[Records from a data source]
---

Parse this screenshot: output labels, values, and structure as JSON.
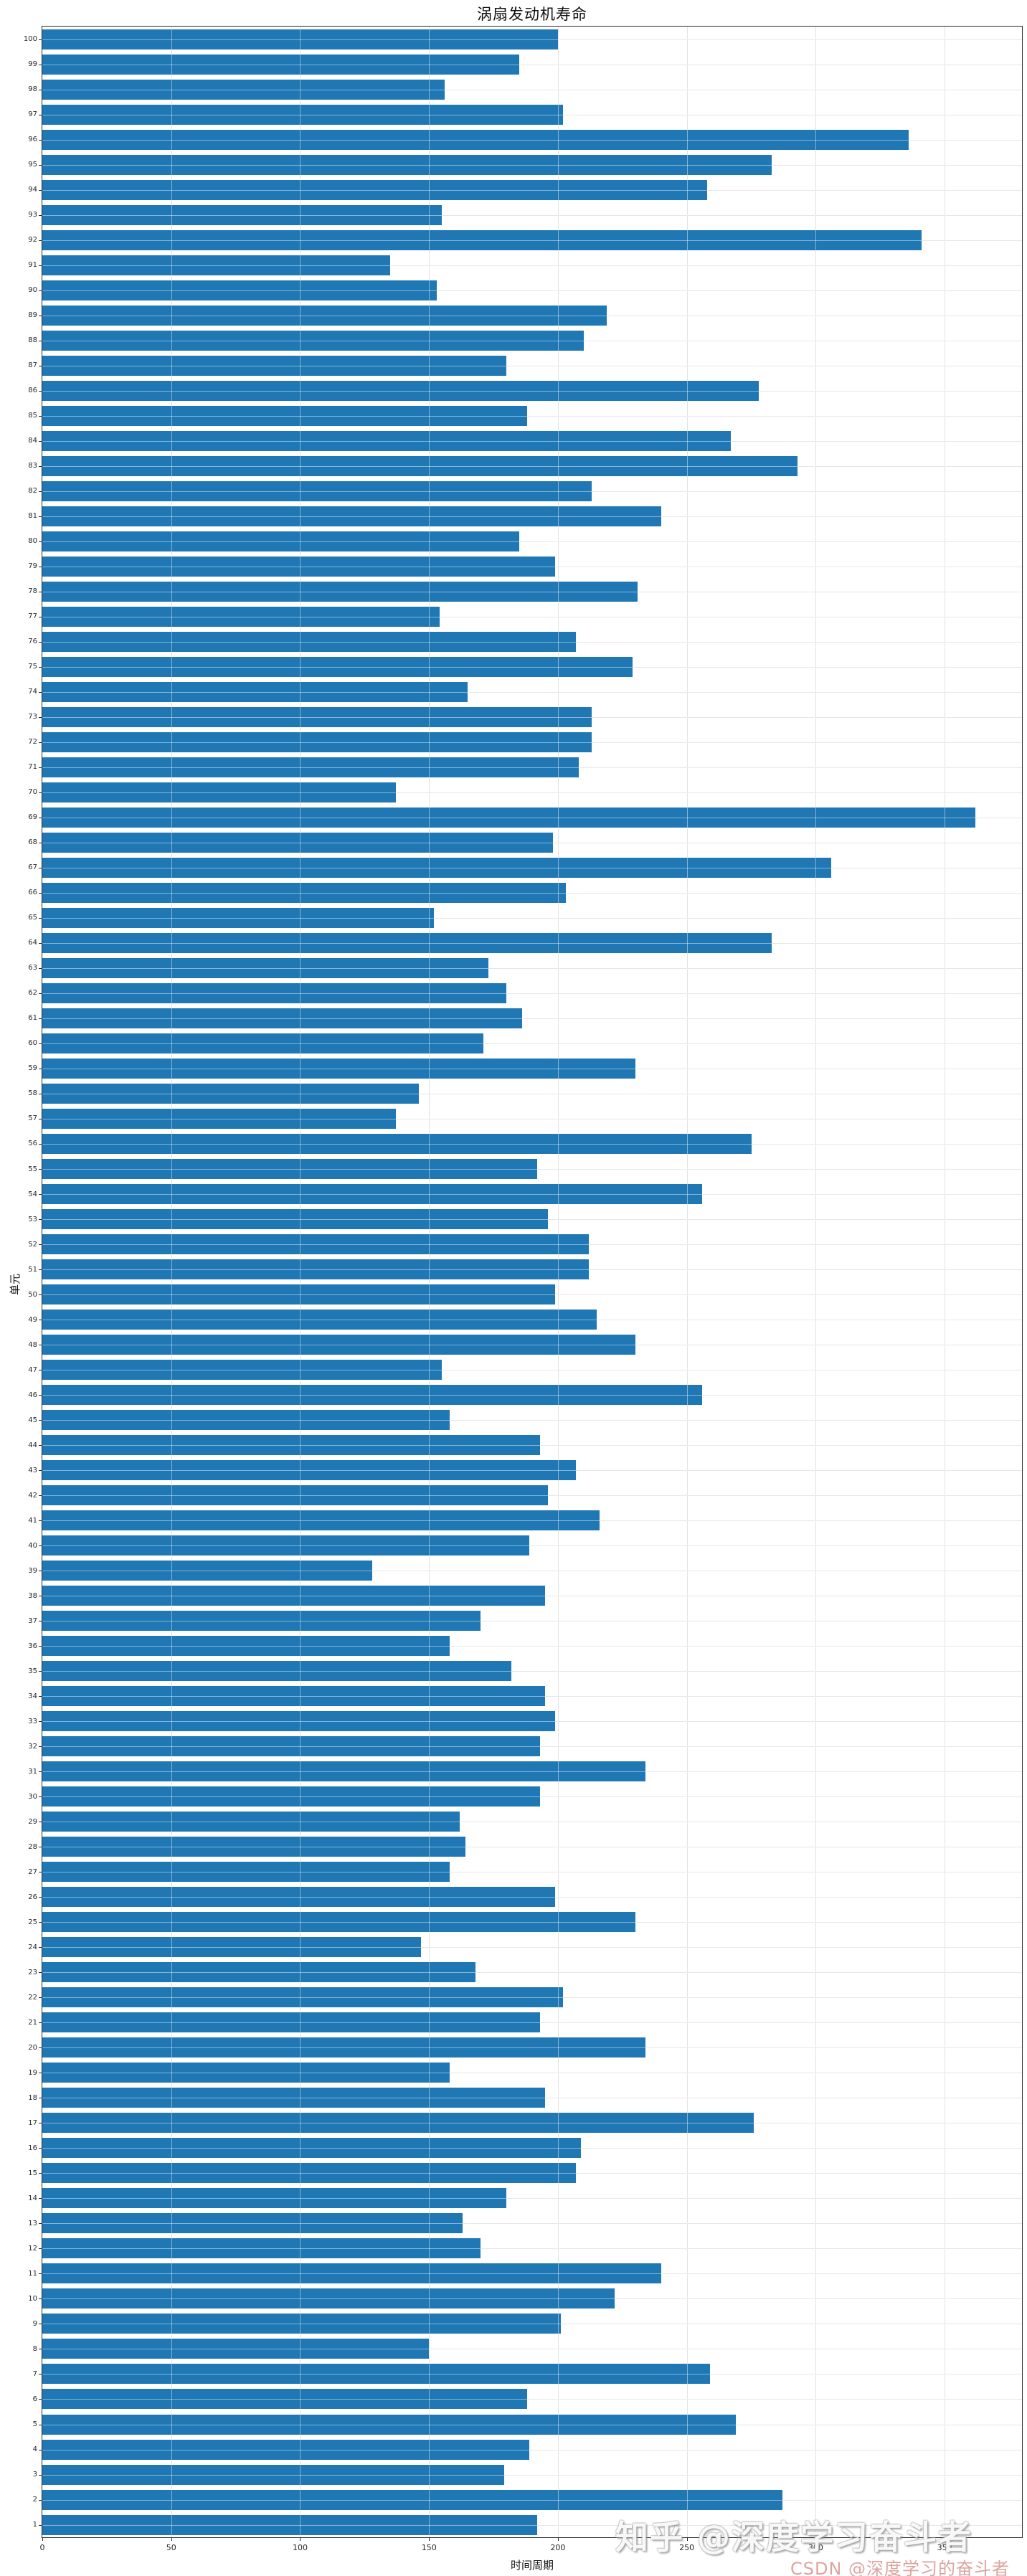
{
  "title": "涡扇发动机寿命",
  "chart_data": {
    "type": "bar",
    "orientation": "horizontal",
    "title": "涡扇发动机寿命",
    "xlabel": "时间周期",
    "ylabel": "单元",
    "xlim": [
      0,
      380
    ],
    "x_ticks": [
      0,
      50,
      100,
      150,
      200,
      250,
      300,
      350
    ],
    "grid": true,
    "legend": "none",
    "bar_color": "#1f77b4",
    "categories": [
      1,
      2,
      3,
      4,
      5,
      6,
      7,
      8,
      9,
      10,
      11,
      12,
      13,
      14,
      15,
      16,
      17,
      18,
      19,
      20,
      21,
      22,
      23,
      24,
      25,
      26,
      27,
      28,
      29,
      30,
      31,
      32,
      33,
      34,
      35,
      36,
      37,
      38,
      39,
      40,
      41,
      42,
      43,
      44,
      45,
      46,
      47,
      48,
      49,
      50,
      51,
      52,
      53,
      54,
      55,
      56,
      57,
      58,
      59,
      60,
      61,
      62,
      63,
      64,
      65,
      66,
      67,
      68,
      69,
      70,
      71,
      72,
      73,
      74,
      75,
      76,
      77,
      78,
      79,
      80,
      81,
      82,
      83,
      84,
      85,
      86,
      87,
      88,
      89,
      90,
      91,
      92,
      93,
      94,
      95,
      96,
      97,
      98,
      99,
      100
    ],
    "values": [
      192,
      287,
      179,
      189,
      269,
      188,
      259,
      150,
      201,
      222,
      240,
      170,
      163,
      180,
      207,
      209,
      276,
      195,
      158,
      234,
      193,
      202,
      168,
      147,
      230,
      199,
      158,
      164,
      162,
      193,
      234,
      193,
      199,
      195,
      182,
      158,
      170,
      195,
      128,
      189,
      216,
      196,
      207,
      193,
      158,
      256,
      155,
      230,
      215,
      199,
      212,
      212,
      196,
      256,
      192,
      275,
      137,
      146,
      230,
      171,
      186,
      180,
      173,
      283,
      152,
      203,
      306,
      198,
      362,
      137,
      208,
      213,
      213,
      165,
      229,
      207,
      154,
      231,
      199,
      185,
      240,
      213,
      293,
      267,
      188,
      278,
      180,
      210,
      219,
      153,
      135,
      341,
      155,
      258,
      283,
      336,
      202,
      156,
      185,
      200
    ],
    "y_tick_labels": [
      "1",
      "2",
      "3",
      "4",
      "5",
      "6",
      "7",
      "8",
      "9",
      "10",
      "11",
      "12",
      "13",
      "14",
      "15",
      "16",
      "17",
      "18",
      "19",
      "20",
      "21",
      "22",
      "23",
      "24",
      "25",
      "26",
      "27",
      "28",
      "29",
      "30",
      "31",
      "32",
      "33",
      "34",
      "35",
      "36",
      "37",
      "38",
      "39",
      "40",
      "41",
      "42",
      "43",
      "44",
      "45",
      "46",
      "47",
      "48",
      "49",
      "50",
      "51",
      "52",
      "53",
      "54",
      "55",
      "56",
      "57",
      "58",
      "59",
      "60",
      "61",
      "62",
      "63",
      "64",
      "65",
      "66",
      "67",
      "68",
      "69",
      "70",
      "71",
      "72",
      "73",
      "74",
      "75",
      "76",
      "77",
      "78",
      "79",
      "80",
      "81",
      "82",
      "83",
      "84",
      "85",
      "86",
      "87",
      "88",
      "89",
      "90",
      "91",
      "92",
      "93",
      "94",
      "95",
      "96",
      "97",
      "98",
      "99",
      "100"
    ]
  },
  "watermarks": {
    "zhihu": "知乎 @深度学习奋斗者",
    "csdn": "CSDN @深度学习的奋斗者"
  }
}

---

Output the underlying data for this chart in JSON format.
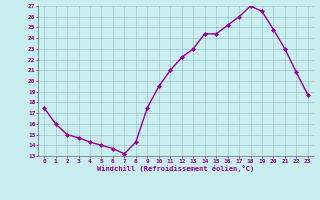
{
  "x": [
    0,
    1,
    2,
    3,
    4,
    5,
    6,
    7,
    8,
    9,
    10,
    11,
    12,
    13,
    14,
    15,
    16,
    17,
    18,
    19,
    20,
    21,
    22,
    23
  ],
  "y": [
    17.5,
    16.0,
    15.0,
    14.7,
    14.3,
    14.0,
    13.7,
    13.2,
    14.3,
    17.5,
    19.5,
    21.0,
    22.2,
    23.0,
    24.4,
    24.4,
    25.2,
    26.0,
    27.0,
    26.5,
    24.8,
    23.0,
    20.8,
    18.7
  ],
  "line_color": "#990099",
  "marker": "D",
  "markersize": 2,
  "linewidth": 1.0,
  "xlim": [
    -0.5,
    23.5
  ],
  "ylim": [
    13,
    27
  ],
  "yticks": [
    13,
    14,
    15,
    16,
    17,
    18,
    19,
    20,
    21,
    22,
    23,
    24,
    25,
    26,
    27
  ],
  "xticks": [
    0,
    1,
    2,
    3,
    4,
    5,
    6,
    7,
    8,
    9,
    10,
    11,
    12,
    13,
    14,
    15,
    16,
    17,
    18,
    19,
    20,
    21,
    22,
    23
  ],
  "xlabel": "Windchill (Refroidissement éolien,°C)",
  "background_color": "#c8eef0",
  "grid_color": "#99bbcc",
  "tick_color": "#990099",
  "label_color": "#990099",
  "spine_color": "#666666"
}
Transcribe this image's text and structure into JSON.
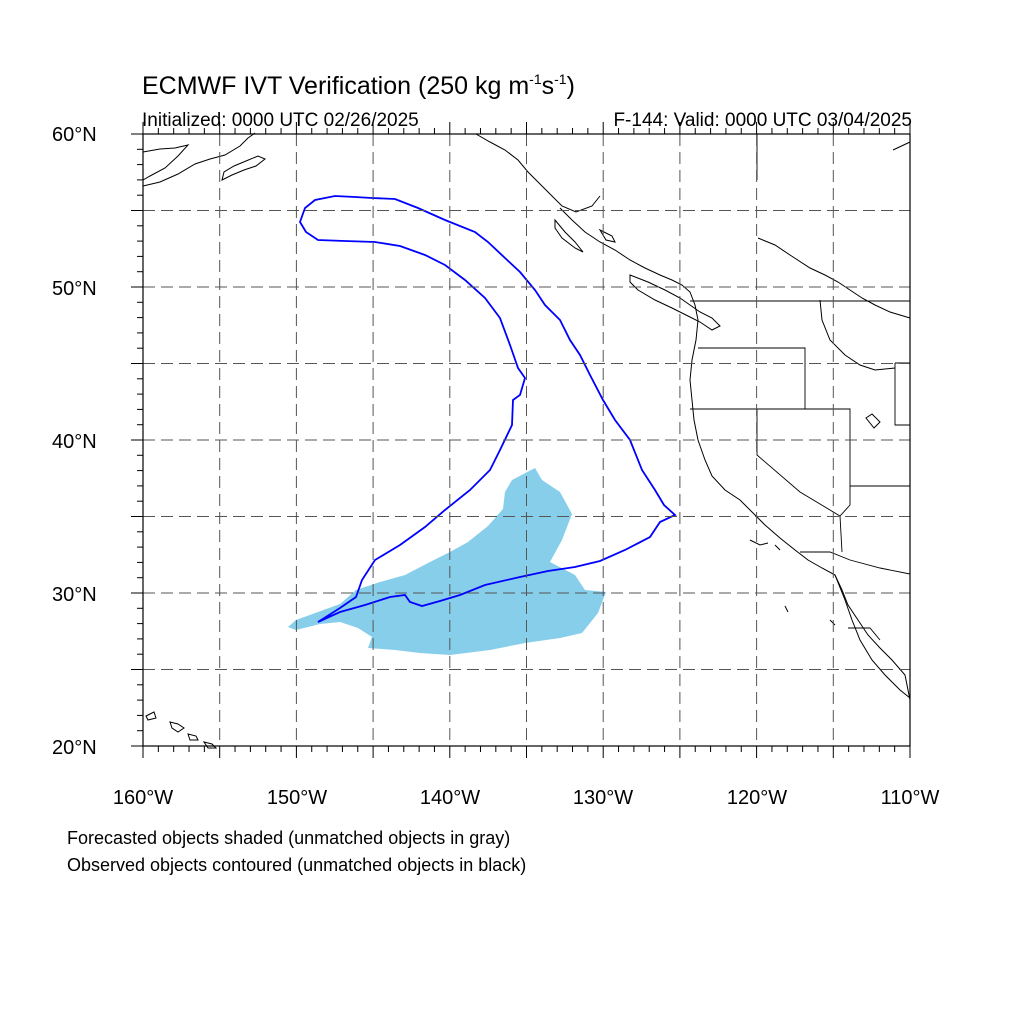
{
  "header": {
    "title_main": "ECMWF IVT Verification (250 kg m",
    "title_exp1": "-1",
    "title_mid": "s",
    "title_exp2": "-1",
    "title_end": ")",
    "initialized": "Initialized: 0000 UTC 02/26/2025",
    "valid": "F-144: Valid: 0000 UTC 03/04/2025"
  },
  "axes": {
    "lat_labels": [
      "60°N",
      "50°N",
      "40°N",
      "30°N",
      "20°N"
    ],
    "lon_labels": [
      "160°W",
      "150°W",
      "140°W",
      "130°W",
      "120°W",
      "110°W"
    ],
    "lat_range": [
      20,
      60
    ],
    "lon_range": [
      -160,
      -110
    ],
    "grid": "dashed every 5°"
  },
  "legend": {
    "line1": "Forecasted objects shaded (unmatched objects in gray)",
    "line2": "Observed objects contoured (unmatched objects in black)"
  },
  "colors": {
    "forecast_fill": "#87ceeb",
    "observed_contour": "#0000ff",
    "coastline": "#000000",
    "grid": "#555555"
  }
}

---

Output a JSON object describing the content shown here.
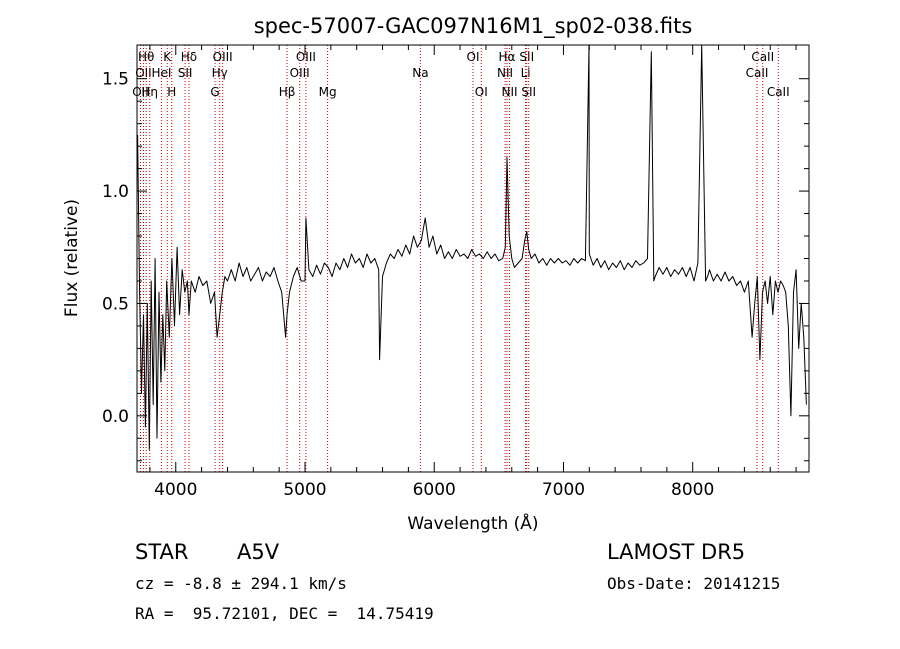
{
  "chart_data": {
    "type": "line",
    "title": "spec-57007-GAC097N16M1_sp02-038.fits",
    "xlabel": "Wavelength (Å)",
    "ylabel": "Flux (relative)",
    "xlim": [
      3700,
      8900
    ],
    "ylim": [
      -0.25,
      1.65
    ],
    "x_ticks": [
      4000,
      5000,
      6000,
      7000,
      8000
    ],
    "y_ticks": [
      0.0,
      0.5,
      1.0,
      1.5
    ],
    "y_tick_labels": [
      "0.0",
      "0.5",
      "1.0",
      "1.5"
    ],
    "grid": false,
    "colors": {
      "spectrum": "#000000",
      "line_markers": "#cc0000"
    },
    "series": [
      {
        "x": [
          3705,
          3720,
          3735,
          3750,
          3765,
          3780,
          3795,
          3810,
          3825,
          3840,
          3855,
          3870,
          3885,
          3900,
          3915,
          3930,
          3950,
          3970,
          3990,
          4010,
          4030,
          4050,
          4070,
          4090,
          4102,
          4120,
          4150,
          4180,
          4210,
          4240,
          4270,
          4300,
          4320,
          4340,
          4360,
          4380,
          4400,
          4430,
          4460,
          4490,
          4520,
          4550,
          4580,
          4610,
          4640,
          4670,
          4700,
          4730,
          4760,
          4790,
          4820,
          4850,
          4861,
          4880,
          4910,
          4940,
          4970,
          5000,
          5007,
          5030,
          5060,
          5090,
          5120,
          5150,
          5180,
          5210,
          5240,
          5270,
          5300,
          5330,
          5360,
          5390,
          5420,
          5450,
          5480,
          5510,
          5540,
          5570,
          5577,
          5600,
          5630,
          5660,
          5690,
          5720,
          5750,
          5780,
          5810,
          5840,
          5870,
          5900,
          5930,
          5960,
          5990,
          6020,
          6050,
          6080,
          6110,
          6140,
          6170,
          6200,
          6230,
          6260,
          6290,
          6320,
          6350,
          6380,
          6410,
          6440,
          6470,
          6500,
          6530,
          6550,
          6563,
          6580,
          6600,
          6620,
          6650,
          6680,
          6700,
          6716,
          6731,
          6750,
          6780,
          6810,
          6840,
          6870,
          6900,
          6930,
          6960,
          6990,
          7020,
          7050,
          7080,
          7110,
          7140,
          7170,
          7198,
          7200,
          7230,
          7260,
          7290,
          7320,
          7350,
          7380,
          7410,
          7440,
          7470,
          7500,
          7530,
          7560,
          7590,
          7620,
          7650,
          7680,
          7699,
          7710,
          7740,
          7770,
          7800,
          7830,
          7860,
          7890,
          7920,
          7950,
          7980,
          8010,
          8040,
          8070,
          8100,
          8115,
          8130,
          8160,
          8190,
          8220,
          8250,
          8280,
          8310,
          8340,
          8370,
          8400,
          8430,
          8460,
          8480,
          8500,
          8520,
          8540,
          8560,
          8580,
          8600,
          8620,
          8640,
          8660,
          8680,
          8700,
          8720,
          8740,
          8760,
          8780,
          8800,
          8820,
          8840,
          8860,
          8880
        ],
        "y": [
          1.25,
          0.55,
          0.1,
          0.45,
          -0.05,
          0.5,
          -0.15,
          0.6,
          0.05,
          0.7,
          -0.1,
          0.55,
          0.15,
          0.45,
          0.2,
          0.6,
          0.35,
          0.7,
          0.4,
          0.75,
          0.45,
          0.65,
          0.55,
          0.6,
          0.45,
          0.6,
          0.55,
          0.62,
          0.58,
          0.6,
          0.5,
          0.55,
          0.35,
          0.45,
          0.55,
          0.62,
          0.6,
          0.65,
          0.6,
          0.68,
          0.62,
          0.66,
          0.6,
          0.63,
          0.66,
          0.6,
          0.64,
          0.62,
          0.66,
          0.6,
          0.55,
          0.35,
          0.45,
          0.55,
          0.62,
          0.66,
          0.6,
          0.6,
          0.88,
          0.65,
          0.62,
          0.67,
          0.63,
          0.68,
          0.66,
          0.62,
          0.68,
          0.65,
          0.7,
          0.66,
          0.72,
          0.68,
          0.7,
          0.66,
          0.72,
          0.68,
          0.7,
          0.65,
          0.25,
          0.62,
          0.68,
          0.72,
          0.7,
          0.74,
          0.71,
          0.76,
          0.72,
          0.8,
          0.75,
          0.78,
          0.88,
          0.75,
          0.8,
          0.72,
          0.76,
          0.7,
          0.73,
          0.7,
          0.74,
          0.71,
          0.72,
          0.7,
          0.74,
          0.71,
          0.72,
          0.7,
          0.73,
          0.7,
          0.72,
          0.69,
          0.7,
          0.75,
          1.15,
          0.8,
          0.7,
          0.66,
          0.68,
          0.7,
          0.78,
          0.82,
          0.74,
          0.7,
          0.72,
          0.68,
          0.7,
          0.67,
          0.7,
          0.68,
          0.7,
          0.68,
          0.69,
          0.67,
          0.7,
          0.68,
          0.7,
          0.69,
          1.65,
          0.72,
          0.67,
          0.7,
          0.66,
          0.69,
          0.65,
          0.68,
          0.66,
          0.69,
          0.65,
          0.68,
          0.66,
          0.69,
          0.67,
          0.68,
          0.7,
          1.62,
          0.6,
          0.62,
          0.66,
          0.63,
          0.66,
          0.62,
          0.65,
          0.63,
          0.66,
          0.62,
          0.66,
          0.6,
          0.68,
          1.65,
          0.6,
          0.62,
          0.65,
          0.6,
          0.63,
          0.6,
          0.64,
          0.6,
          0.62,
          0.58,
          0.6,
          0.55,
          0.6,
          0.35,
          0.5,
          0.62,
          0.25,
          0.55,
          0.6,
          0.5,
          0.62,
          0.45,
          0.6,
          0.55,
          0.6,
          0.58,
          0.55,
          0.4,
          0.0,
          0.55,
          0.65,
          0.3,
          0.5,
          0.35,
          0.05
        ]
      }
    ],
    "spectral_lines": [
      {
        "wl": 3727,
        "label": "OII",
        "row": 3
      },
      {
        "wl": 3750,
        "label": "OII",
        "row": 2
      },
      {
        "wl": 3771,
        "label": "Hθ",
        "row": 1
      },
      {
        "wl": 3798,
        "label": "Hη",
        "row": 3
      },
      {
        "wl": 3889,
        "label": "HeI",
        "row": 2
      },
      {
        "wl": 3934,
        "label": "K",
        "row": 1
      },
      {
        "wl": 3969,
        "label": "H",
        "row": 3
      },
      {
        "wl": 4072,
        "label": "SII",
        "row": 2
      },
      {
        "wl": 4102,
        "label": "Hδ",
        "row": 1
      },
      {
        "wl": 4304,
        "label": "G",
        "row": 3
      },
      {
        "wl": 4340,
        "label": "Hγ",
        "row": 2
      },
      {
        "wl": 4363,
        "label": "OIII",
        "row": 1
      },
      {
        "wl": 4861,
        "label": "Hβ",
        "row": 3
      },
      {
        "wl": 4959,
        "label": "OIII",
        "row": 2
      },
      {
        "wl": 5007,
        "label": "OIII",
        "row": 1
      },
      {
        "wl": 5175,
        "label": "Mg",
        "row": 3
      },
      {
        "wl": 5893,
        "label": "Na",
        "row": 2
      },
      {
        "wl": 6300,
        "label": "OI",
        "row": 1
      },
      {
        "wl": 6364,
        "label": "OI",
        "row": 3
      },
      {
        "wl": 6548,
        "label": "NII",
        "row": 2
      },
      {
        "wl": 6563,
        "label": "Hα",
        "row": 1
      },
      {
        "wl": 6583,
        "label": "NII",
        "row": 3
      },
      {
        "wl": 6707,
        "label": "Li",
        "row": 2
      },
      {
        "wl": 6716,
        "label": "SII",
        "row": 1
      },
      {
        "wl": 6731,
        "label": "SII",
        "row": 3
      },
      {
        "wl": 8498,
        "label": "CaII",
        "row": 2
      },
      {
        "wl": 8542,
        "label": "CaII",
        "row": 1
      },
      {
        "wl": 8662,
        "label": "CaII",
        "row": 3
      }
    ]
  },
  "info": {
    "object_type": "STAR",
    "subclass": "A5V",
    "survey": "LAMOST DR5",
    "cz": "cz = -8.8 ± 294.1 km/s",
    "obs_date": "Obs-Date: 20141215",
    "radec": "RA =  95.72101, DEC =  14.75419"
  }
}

---

- Do this -
From the data above, copy each line that has the string "unmatched".

- Written response -
    "line1": "Forecasted objects shaded (unmatched objects in gray)",
    "line2": "Observed objects contoured (unmatched objects in black)"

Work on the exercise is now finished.